• What the task requires:
Which lines below mention "CNLC"? Pick each one out.
━━━━━━━━━━
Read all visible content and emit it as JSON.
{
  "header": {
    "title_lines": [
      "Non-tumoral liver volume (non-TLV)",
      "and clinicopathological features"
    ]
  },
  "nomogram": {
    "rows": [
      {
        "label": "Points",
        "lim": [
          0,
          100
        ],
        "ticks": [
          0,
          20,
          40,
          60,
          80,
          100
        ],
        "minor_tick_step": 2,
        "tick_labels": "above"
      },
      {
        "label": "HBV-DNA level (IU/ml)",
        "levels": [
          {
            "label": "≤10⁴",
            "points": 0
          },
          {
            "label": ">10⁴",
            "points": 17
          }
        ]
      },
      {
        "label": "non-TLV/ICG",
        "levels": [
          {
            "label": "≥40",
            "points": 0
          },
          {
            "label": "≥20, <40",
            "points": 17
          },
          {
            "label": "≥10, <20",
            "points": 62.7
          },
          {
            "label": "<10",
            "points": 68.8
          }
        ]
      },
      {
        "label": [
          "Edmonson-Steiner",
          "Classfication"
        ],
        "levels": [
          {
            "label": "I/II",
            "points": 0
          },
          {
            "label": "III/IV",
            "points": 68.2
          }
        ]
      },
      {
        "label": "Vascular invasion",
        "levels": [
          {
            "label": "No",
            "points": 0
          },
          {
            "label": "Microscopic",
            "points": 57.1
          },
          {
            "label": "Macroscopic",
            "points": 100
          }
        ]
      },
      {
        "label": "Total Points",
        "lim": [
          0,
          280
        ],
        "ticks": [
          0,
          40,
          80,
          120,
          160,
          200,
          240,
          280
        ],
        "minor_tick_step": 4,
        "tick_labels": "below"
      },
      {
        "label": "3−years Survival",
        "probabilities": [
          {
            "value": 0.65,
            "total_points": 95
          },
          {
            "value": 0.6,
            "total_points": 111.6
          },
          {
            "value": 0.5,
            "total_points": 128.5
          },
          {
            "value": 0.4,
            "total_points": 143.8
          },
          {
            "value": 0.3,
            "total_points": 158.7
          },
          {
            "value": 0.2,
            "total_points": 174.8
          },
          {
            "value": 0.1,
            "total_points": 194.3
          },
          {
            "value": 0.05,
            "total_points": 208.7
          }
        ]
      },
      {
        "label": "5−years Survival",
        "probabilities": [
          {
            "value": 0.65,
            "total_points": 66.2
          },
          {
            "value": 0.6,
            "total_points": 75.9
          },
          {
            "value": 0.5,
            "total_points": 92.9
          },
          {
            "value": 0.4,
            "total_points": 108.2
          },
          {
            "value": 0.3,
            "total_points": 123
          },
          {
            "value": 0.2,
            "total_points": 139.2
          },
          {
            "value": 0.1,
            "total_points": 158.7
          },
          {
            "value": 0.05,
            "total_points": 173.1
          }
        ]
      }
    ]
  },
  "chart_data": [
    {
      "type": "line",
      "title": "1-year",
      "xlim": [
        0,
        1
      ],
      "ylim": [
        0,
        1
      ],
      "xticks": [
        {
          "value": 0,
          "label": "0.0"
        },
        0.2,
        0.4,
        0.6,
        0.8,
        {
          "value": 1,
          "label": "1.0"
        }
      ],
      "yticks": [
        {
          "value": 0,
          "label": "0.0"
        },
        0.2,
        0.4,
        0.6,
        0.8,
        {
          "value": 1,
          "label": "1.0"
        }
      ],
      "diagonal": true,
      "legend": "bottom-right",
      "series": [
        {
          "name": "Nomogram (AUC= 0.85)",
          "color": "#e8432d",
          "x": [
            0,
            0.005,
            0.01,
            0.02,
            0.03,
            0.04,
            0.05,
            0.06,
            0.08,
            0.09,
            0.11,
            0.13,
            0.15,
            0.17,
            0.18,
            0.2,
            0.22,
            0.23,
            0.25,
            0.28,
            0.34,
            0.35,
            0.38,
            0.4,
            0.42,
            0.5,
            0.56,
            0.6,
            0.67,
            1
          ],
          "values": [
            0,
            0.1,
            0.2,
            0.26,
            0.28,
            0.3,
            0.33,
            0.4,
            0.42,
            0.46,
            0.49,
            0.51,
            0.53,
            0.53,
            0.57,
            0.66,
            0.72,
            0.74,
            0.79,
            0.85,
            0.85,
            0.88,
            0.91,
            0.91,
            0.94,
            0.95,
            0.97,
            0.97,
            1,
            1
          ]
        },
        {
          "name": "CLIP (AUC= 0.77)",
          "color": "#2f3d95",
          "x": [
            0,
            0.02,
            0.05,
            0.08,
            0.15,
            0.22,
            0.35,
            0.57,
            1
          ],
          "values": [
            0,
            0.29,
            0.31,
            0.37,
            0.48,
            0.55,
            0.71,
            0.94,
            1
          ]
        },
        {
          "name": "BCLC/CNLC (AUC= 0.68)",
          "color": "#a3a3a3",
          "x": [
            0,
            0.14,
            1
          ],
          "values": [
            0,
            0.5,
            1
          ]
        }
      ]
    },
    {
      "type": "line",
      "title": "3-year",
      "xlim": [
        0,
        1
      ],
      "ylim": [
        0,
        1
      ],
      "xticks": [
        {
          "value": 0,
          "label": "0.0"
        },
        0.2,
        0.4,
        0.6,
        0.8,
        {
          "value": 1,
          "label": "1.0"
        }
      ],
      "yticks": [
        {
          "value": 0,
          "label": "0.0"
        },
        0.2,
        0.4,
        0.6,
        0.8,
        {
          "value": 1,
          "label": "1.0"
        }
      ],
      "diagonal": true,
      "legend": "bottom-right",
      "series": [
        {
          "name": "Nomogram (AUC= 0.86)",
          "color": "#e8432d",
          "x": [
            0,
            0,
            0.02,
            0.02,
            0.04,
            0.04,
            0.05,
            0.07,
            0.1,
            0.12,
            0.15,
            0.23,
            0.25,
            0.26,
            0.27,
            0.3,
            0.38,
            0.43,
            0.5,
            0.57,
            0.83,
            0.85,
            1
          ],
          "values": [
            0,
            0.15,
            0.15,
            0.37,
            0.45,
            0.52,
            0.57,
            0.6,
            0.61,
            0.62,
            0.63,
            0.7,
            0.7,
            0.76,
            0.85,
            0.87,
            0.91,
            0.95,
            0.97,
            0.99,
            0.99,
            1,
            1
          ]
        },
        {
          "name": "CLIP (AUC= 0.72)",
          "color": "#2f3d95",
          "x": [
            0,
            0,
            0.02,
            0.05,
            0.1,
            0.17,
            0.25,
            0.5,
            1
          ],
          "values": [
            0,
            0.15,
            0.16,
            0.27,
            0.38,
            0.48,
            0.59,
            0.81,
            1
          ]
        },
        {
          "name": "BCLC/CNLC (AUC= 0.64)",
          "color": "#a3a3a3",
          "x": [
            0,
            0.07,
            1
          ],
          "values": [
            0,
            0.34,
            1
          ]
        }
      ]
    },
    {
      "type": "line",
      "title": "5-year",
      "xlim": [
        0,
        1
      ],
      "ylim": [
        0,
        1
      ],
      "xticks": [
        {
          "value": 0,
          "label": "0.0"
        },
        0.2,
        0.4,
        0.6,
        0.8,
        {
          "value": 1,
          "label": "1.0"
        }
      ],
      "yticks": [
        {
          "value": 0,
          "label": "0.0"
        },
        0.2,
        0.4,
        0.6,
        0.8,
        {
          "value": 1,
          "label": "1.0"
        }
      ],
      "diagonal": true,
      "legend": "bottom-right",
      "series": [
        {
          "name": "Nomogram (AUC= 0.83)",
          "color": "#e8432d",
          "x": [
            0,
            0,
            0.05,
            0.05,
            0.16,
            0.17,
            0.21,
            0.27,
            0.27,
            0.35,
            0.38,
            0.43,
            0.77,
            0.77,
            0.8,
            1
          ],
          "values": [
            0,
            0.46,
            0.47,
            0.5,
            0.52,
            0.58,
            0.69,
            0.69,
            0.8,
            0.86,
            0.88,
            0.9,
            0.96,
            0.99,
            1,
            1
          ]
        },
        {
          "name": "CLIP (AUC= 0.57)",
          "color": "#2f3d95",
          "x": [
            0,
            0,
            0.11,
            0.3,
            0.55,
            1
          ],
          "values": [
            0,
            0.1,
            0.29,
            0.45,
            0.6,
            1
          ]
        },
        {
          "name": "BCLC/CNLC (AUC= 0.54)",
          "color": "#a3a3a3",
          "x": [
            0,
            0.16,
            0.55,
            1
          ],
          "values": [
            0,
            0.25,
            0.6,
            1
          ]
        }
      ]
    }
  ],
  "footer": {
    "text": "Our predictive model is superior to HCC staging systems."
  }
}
━━━━━━━━━━
• Expected answer:
          "name": "BCLC/CNLC (AUC= 0.68)",
          "name": "BCLC/CNLC (AUC= 0.64)",
          "name": "BCLC/CNLC (AUC= 0.54)",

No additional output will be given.